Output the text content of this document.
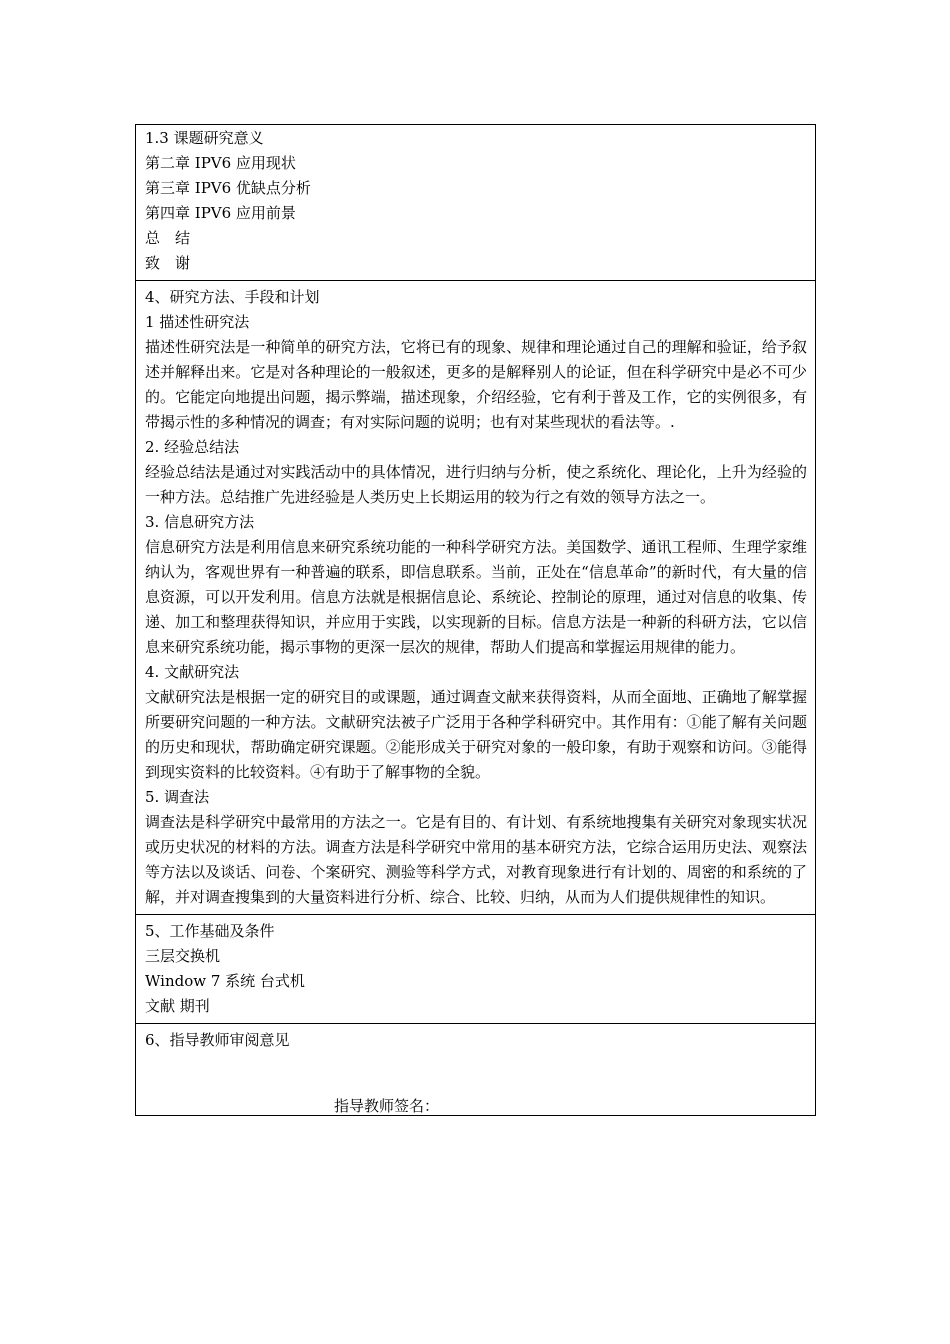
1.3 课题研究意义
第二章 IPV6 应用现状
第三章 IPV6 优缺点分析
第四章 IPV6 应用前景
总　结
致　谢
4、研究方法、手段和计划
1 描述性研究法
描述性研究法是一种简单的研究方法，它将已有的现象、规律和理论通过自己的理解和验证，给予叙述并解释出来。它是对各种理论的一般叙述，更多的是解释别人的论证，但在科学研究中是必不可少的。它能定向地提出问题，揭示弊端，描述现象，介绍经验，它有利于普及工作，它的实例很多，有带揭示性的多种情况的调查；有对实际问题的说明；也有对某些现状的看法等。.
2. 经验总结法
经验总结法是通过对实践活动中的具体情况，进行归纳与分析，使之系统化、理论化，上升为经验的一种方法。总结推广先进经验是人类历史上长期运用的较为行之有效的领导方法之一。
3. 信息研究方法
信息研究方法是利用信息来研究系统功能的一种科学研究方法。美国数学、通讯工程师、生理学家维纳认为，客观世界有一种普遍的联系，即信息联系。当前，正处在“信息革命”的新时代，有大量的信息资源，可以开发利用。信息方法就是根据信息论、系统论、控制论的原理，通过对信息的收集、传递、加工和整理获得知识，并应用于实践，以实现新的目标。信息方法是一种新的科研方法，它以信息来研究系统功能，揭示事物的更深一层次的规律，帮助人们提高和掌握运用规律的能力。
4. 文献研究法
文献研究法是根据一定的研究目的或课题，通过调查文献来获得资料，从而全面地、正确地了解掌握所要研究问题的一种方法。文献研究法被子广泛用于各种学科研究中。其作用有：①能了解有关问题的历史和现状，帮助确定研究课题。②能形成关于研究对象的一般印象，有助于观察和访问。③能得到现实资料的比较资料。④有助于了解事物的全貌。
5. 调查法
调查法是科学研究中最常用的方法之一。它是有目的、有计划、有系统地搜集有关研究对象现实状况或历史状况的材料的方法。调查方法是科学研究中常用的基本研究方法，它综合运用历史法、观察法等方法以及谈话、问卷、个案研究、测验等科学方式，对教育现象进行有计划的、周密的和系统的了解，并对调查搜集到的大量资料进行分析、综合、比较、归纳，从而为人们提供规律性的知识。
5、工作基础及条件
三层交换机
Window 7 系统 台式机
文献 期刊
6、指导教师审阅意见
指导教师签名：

* EXERCISE DETAILS *
All of the entries need to be transcribed word for word; pictures are left out.

* RESPONSE *
Output the text content of this document.
1.3 课题研究意义
第二章 IPV6 应用现状
第三章 IPV6 优缺点分析
第四章 IPV6 应用前景
总　结
致　谢
4、研究方法、手段和计划
1 描述性研究法
描述性研究法是一种简单的研究方法，它将已有的现象、规律和理论通过自己的理解和验证，给予叙述并解释出来。它是对各种理论的一般叙述，更多的是解释别人的论证，但在科学研究中是必不可少的。它能定向地提出问题，揭示弊端，描述现象，介绍经验，它有利于普及工作，它的实例很多，有带揭示性的多种情况的调查；有对实际问题的说明；也有对某些现状的看法等。.
2. 经验总结法
经验总结法是通过对实践活动中的具体情况，进行归纳与分析，使之系统化、理论化，上升为经验的一种方法。总结推广先进经验是人类历史上长期运用的较为行之有效的领导方法之一。
3. 信息研究方法
信息研究方法是利用信息来研究系统功能的一种科学研究方法。美国数学、通讯工程师、生理学家维纳认为，客观世界有一种普遍的联系，即信息联系。当前，正处在“信息革命”的新时代，有大量的信息资源，可以开发利用。信息方法就是根据信息论、系统论、控制论的原理，通过对信息的收集、传递、加工和整理获得知识，并应用于实践，以实现新的目标。信息方法是一种新的科研方法，它以信息来研究系统功能，揭示事物的更深一层次的规律，帮助人们提高和掌握运用规律的能力。
4. 文献研究法
文献研究法是根据一定的研究目的或课题，通过调查文献来获得资料，从而全面地、正确地了解掌握所要研究问题的一种方法。文献研究法被子广泛用于各种学科研究中。其作用有：①能了解有关问题的历史和现状，帮助确定研究课题。②能形成关于研究对象的一般印象，有助于观察和访问。③能得到现实资料的比较资料。④有助于了解事物的全貌。
5. 调查法
调查法是科学研究中最常用的方法之一。它是有目的、有计划、有系统地搜集有关研究对象现实状况或历史状况的材料的方法。调查方法是科学研究中常用的基本研究方法，它综合运用历史法、观察法等方法以及谈话、问卷、个案研究、测验等科学方式，对教育现象进行有计划的、周密的和系统的了解，并对调查搜集到的大量资料进行分析、综合、比较、归纳，从而为人们提供规律性的知识。
5、工作基础及条件
三层交换机
Window 7 系统 台式机
文献 期刊
6、指导教师审阅意见
指导教师签名：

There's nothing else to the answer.